--- begin Record excerpts ---

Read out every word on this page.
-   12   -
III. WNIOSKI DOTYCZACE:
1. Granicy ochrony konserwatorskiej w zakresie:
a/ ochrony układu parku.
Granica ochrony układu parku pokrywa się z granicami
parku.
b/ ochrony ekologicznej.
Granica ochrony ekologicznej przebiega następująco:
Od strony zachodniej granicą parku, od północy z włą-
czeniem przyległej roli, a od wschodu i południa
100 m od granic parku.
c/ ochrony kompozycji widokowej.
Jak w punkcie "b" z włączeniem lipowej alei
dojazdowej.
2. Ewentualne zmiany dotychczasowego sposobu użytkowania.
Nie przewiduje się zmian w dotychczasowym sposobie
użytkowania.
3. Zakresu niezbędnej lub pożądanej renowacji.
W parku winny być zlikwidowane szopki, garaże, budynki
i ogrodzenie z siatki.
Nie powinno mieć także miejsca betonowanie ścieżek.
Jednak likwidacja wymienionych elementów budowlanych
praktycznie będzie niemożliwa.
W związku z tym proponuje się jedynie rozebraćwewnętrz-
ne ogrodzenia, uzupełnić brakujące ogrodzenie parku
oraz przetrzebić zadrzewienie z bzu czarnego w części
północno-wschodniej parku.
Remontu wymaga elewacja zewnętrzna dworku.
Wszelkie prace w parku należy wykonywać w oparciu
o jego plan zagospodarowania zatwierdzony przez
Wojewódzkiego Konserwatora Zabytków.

--- end Record excerpts ---

Written exercise
Quote the whole listing above, leaving nothing out.

Response for this exercise
Read out every word on this page.
-   12   -
III. WNIOSKI DOTYCZACE:
1. Granicy ochrony konserwatorskiej w zakresie:
a/ ochrony układu parku.
Granica ochrony układu parku pokrywa się z granicami
parku.
b/ ochrony ekologicznej.
Granica ochrony ekologicznej przebiega następująco:
Od strony zachodniej granicą parku, od północy z włą-
czeniem przyległej roli, a od wschodu i południa
100 m od granic parku.
c/ ochrony kompozycji widokowej.
Jak w punkcie "b" z włączeniem lipowej alei
dojazdowej.
2. Ewentualne zmiany dotychczasowego sposobu użytkowania.
Nie przewiduje się zmian w dotychczasowym sposobie
użytkowania.
3. Zakresu niezbędnej lub pożądanej renowacji.
W parku winny być zlikwidowane szopki, garaże, budynki
i ogrodzenie z siatki.
Nie powinno mieć także miejsca betonowanie ścieżek.
Jednak likwidacja wymienionych elementów budowlanych
praktycznie będzie niemożliwa.
W związku z tym proponuje się jedynie rozebraćwewnętrz-
ne ogrodzenia, uzupełnić brakujące ogrodzenie parku
oraz przetrzebić zadrzewienie z bzu czarnego w części
północno-wschodniej parku.
Remontu wymaga elewacja zewnętrzna dworku.
Wszelkie prace w parku należy wykonywać w oparciu
o jego plan zagospodarowania zatwierdzony przez
Wojewódzkiego Konserwatora Zabytków.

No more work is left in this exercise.